Problem requirements:
Every line from the one with "Output the text content of this document." to the end of the data needs to be copied exactly, and no line before it.

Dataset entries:

—————

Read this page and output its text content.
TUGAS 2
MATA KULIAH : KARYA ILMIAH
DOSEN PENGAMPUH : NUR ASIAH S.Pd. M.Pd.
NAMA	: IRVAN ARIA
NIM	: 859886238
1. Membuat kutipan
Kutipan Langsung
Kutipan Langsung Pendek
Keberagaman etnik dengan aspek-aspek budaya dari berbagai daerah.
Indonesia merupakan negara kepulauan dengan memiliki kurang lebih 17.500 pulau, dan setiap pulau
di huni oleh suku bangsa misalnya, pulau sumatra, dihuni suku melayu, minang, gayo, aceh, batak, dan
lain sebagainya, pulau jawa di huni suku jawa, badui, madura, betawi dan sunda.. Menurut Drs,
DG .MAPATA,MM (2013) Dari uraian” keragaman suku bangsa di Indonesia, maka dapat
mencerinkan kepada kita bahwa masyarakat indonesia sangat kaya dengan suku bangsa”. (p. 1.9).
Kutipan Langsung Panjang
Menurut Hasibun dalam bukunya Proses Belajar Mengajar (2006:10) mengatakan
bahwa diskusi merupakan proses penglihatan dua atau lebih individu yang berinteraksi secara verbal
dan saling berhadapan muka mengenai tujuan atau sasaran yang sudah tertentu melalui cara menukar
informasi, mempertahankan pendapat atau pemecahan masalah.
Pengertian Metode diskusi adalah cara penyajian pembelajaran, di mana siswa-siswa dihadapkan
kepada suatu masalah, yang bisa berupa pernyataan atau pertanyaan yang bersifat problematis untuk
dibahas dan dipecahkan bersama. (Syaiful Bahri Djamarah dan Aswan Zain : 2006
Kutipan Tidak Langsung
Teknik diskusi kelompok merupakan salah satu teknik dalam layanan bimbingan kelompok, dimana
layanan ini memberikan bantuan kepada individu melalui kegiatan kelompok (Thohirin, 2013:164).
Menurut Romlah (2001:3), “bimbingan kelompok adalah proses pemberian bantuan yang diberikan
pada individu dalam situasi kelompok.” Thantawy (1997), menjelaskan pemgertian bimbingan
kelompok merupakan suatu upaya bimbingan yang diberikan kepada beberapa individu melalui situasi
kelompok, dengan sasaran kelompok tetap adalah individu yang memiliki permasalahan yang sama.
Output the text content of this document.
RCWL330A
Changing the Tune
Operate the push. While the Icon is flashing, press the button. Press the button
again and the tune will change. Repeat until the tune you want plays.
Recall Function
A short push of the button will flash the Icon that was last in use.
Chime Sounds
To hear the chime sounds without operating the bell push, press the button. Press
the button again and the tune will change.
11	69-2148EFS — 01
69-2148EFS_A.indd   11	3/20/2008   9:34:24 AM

—————

Output below:
Output the text content of this document.
RCWL330A
Changing the Tune
Operate the push. While the Icon is flashing, press the button. Press the button
again and the tune will change. Repeat until the tune you want plays.
Recall Function
A short push of the button will flash the Icon that was last in use.
Chime Sounds
To hear the chime sounds without operating the bell push, press the button. Press
the button again and the tune will change.
11	69-2148EFS — 01
69-2148EFS_A.indd   11	3/20/2008   9:34:24 AM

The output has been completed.